[Raw records]
━━━━━━━━

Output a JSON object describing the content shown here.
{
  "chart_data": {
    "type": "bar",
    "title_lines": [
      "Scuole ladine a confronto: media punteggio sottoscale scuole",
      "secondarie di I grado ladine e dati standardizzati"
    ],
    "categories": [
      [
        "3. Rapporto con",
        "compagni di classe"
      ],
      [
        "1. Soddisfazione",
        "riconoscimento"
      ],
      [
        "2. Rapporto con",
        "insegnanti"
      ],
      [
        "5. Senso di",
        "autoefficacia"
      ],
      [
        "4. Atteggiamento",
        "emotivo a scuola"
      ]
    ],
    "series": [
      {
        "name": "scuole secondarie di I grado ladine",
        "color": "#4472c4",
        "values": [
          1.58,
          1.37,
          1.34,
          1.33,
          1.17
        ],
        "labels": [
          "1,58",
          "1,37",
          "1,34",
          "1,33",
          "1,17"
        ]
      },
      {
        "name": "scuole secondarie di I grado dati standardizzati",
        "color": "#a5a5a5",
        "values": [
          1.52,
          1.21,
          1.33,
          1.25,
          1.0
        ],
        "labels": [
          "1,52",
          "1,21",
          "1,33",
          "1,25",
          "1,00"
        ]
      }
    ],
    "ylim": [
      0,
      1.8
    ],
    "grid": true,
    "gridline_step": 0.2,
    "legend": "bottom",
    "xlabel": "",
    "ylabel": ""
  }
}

━━━━━━━━

### Your goal
Every line of the material must be returned exactly as it appears.

### Solution to this task
Output a JSON object describing the content shown here.
{
  "chart_data": {
    "type": "bar",
    "title_lines": [
      "Scuole ladine a confronto: media punteggio sottoscale scuole",
      "secondarie di I grado ladine e dati standardizzati"
    ],
    "categories": [
      [
        "3. Rapporto con",
        "compagni di classe"
      ],
      [
        "1. Soddisfazione",
        "riconoscimento"
      ],
      [
        "2. Rapporto con",
        "insegnanti"
      ],
      [
        "5. Senso di",
        "autoefficacia"
      ],
      [
        "4. Atteggiamento",
        "emotivo a scuola"
      ]
    ],
    "series": [
      {
        "name": "scuole secondarie di I grado ladine",
        "color": "#4472c4",
        "values": [
          1.58,
          1.37,
          1.34,
          1.33,
          1.17
        ],
        "labels": [
          "1,58",
          "1,37",
          "1,34",
          "1,33",
          "1,17"
        ]
      },
      {
        "name": "scuole secondarie di I grado dati standardizzati",
        "color": "#a5a5a5",
        "values": [
          1.52,
          1.21,
          1.33,
          1.25,
          1.0
        ],
        "labels": [
          "1,52",
          "1,21",
          "1,33",
          "1,25",
          "1,00"
        ]
      }
    ],
    "ylim": [
      0,
      1.8
    ],
    "grid": true,
    "gridline_step": 0.2,
    "legend": "bottom",
    "xlabel": "",
    "ylabel": ""
  }
}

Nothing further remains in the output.